Dataset items

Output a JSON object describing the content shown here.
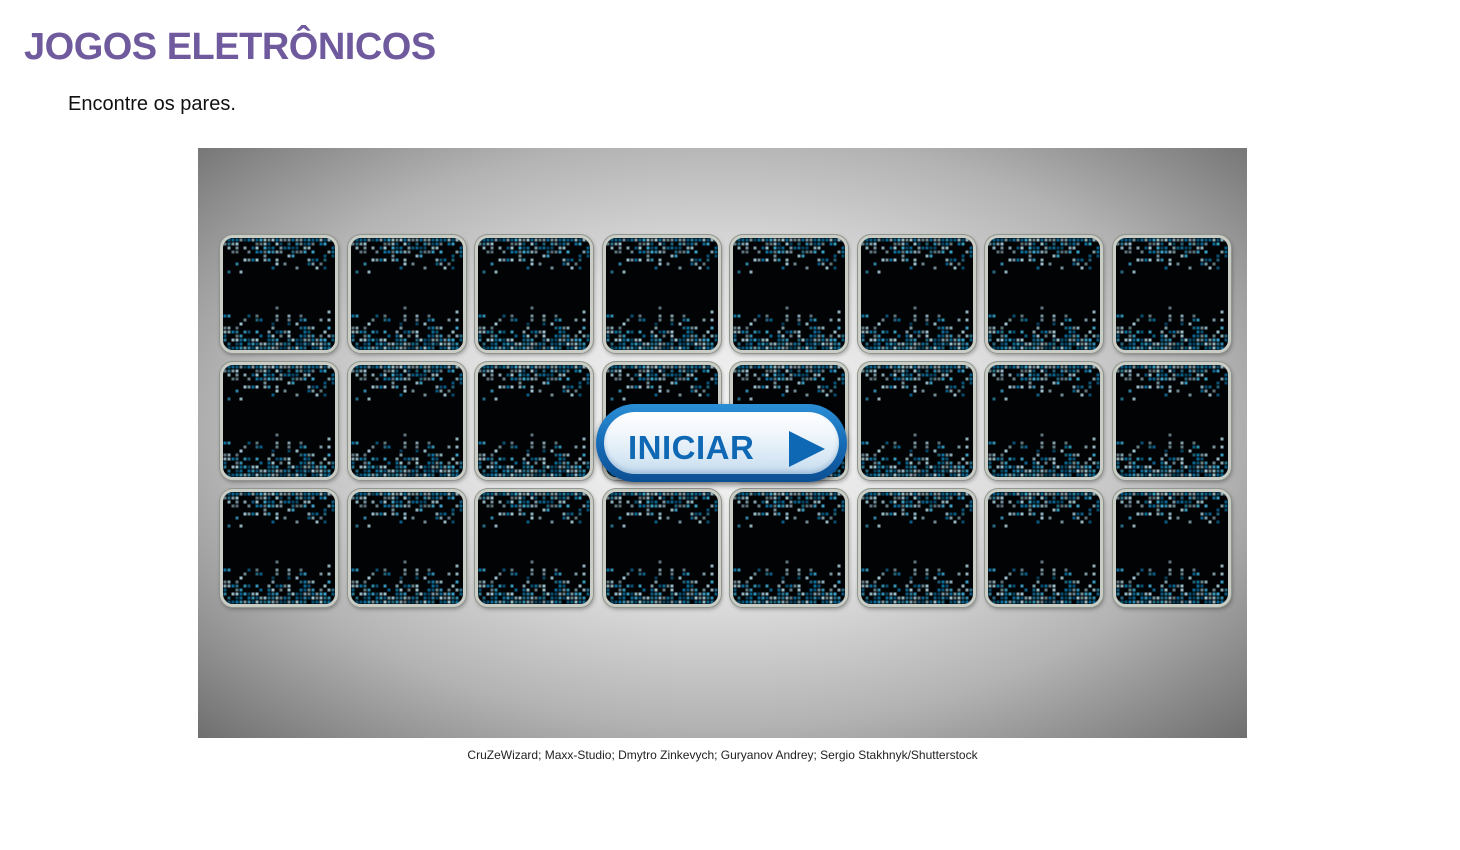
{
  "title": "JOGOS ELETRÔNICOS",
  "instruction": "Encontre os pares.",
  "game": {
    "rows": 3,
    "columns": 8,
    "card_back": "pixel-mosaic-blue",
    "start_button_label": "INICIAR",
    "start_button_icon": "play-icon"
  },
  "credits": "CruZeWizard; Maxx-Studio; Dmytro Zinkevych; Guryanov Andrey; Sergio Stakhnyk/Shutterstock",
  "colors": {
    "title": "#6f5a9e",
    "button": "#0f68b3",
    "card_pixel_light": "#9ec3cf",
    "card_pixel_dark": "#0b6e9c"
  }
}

**Exercise description**
Identify lines with the string "title". Copy each one.

**Answer in full**
  "title": "JOGOS ELETRÔNICOS",
    "title": "#6f5a9e",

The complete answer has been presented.